### Material provided ###

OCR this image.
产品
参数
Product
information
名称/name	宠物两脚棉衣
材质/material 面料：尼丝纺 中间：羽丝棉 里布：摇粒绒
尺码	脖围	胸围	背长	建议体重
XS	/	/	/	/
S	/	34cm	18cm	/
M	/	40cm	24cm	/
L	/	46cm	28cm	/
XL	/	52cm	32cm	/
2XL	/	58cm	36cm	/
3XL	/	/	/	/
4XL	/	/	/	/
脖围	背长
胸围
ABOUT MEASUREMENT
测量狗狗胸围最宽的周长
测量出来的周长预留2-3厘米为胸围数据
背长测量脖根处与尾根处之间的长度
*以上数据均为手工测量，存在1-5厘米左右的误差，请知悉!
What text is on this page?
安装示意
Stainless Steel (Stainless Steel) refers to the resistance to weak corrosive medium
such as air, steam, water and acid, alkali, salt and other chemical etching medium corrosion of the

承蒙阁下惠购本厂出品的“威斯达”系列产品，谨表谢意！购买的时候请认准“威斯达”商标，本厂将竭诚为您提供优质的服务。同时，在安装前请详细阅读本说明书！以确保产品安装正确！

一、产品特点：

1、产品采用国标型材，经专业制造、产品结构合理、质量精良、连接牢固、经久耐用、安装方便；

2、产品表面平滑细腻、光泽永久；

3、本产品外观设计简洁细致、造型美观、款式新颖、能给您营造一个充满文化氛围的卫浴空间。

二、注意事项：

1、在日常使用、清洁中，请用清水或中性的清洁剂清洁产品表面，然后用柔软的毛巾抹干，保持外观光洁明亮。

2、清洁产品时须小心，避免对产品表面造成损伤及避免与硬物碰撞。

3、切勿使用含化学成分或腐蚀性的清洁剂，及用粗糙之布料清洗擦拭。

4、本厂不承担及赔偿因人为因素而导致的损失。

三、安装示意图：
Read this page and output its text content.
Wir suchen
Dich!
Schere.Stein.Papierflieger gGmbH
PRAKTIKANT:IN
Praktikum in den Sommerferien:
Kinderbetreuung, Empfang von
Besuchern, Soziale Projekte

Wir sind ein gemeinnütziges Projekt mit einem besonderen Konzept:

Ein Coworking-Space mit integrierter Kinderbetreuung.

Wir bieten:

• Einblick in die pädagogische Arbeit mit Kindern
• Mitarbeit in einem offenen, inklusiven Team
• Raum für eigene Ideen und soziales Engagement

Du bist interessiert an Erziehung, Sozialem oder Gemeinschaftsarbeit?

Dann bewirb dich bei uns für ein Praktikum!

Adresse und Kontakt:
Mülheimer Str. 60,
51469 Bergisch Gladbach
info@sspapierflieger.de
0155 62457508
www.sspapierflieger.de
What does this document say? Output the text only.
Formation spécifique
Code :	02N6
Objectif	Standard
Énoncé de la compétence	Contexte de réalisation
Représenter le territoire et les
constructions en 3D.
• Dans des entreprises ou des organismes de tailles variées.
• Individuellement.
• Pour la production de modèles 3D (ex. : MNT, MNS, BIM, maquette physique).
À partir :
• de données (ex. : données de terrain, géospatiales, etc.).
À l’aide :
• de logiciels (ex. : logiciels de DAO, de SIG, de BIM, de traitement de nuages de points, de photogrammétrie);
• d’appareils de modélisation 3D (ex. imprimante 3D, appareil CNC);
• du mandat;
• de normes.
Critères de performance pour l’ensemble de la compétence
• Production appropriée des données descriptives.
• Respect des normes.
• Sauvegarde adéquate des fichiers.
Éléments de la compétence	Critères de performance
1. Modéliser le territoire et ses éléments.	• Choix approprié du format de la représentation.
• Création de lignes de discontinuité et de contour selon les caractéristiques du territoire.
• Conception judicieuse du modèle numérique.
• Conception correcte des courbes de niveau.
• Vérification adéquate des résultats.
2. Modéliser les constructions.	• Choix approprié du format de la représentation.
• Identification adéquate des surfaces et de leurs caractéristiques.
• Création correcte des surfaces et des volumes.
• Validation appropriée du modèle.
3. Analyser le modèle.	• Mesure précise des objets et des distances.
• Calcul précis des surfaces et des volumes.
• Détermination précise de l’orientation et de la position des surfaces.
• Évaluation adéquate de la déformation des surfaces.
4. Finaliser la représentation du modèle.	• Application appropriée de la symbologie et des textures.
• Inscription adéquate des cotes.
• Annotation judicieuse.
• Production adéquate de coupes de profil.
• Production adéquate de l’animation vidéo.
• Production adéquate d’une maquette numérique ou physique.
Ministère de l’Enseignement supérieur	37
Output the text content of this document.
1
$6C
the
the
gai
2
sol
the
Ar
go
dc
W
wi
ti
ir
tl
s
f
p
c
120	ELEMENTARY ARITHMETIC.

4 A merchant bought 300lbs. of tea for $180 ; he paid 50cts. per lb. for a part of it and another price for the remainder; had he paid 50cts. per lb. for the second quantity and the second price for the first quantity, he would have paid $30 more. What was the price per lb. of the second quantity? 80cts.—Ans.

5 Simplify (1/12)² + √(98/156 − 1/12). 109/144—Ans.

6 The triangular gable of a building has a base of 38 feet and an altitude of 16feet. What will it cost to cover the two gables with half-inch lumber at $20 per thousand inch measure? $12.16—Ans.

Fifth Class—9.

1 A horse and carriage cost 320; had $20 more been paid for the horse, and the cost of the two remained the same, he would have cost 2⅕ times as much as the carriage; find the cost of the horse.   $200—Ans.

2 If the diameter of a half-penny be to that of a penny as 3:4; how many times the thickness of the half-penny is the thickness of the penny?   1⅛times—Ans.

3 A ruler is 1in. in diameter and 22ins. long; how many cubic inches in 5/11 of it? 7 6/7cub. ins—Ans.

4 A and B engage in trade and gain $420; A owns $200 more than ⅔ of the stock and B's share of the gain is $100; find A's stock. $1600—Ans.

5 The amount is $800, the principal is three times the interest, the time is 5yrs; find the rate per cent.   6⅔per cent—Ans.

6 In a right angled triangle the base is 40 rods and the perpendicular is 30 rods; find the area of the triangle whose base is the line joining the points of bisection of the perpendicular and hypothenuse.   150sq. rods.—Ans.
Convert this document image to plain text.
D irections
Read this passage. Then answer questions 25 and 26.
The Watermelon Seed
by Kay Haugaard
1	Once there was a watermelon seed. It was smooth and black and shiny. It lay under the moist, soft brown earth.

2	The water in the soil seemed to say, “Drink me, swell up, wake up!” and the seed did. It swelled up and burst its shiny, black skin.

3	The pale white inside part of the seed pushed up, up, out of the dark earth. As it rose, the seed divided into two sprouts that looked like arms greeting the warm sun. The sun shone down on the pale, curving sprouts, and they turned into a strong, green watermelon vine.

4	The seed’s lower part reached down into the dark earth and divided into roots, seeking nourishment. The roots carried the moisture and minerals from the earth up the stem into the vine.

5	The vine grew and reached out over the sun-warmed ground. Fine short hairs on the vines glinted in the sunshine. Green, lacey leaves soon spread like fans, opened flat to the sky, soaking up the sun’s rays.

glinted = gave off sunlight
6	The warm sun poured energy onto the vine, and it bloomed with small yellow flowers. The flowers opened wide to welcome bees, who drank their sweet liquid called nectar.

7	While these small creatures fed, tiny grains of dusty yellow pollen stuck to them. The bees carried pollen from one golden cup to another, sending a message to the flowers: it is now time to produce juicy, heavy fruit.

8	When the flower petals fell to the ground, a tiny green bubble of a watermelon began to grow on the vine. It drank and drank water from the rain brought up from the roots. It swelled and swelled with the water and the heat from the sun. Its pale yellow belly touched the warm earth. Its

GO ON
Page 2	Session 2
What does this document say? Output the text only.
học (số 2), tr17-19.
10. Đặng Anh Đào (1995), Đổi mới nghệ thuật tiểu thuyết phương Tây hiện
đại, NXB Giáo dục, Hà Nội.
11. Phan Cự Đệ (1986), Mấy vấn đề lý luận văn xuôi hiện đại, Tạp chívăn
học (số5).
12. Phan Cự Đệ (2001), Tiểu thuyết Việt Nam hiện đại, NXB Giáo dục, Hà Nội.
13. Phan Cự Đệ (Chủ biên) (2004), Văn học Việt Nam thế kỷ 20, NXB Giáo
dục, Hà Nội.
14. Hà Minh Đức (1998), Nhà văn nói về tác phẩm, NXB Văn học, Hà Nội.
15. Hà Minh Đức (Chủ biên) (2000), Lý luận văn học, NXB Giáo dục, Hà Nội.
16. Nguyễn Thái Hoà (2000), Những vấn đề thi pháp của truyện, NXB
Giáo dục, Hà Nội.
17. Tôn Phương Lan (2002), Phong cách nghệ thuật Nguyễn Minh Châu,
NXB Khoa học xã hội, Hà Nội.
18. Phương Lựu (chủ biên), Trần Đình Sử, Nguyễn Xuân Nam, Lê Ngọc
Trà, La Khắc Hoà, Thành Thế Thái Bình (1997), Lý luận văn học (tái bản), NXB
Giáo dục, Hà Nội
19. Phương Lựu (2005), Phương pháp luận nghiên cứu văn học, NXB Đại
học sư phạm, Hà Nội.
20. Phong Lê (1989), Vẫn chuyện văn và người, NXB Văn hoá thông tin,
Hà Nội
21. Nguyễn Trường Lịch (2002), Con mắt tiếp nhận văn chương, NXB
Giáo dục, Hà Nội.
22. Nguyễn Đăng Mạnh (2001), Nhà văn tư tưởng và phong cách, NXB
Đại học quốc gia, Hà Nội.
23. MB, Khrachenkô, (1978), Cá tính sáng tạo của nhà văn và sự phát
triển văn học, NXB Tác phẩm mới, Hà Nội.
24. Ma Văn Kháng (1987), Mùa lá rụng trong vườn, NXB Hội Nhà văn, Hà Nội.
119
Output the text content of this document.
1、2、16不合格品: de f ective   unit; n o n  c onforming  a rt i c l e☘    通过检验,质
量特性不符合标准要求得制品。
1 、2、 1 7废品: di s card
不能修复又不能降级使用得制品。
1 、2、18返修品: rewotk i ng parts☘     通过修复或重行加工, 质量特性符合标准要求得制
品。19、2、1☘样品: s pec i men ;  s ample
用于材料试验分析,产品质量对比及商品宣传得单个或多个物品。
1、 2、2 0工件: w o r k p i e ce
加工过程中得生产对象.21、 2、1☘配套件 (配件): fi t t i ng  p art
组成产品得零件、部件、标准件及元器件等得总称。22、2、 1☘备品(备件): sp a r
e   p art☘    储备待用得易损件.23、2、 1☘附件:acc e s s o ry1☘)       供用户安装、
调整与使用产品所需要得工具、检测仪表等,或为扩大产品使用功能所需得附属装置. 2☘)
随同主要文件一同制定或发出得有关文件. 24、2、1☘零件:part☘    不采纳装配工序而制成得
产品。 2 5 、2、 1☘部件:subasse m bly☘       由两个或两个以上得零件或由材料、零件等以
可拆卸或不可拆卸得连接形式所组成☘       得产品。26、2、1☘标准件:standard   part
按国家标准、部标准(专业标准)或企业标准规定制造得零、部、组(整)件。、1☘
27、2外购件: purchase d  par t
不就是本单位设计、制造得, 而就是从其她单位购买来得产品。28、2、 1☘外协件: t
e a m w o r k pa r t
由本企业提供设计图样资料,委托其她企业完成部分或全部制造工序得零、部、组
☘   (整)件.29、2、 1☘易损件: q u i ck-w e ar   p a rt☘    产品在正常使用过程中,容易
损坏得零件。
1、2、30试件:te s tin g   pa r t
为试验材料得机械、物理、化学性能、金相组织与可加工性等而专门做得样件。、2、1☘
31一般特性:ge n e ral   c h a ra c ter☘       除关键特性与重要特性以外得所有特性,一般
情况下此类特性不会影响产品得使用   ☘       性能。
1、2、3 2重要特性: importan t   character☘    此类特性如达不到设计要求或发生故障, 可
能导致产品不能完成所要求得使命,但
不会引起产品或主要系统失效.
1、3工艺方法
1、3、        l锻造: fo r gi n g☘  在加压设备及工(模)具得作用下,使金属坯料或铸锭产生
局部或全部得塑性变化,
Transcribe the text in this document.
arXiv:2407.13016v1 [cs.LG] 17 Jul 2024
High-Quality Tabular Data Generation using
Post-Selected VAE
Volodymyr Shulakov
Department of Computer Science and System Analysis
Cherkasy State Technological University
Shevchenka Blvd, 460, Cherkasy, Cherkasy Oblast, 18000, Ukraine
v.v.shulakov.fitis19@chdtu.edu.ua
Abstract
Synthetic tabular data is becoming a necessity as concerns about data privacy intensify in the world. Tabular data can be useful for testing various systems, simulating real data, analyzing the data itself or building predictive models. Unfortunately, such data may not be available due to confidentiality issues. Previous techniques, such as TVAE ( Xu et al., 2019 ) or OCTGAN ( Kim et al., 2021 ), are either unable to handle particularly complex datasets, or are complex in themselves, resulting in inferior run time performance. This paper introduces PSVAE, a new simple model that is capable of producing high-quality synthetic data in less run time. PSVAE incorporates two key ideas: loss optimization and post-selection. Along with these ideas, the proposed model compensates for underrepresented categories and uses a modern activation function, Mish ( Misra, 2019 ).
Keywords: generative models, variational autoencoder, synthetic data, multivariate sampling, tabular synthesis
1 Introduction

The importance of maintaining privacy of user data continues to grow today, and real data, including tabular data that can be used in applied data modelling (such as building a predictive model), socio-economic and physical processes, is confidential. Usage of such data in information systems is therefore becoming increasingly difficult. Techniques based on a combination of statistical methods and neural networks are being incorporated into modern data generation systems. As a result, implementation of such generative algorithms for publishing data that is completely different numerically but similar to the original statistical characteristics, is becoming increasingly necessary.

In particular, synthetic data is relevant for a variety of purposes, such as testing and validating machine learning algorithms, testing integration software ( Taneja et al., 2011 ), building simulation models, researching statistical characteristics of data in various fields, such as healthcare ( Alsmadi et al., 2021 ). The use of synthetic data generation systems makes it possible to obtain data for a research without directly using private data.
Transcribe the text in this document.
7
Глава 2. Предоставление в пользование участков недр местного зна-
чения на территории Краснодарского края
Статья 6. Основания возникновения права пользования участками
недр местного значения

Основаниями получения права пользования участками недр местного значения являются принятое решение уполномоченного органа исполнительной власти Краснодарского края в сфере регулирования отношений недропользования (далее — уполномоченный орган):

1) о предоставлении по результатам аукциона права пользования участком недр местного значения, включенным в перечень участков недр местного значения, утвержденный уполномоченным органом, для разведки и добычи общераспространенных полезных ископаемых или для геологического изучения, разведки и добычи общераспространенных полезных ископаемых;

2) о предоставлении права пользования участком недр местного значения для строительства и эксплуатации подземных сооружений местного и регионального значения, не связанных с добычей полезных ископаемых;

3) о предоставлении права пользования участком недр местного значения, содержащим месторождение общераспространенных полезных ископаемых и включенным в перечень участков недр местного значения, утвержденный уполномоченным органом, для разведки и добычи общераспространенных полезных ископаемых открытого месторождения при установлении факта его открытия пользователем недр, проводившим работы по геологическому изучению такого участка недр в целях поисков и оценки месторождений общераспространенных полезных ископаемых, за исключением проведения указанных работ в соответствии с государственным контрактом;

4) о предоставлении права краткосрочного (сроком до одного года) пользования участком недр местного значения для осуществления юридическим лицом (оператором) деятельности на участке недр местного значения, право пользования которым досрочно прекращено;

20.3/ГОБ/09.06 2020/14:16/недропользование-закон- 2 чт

###

» Short exercise
Provide only the count of lines in the material above that hold the word "участками".

» Output for this exercise
2